> [Challenge]: Filter the records for lines holding the string "rest".

[Figure content listings]
::::::
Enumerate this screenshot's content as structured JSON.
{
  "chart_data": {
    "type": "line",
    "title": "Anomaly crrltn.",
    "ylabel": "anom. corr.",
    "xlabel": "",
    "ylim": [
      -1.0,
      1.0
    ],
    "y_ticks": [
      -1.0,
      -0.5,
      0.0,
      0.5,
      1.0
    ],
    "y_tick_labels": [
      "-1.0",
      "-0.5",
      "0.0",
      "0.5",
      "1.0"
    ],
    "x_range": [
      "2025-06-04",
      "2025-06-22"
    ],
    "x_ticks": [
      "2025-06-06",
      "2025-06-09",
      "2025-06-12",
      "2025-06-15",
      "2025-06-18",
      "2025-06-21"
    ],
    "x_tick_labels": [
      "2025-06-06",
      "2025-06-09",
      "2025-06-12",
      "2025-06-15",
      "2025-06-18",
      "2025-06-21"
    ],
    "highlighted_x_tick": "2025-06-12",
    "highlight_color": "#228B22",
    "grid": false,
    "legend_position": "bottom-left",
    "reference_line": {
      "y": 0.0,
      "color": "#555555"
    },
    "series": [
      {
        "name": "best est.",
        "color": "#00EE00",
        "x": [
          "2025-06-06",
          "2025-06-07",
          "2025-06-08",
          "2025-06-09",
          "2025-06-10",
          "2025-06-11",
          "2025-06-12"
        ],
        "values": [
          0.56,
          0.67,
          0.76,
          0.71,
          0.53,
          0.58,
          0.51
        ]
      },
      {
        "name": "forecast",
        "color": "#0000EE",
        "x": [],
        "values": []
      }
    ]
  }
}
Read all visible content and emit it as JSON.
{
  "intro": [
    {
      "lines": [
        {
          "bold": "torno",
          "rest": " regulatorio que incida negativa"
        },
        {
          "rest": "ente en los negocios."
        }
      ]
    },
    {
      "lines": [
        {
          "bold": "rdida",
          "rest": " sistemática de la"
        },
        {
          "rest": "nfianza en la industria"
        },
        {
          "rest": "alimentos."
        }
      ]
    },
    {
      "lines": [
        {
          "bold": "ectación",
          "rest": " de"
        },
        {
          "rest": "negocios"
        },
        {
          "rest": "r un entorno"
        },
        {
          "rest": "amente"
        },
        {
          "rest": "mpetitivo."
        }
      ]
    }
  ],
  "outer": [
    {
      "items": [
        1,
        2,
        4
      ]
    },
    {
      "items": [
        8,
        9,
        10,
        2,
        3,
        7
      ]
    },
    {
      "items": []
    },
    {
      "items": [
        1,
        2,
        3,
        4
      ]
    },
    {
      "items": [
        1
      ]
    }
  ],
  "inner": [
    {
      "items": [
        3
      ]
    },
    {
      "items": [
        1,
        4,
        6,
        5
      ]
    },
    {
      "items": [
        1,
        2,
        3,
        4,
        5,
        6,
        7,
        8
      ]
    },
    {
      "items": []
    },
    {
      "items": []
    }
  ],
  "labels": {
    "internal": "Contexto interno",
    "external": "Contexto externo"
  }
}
::::::
> [Right answer]:
          "rest": " regulatorio que incida negativa"
          "rest": "ente en los negocios."
          "rest": " sistemática de la"
          "rest": "nfianza en la industria"
          "rest": "alimentos."
          "rest": " de"
          "rest": "negocios"
          "rest": "r un entorno"
          "rest": "amente"
          "rest": "mpetitivo."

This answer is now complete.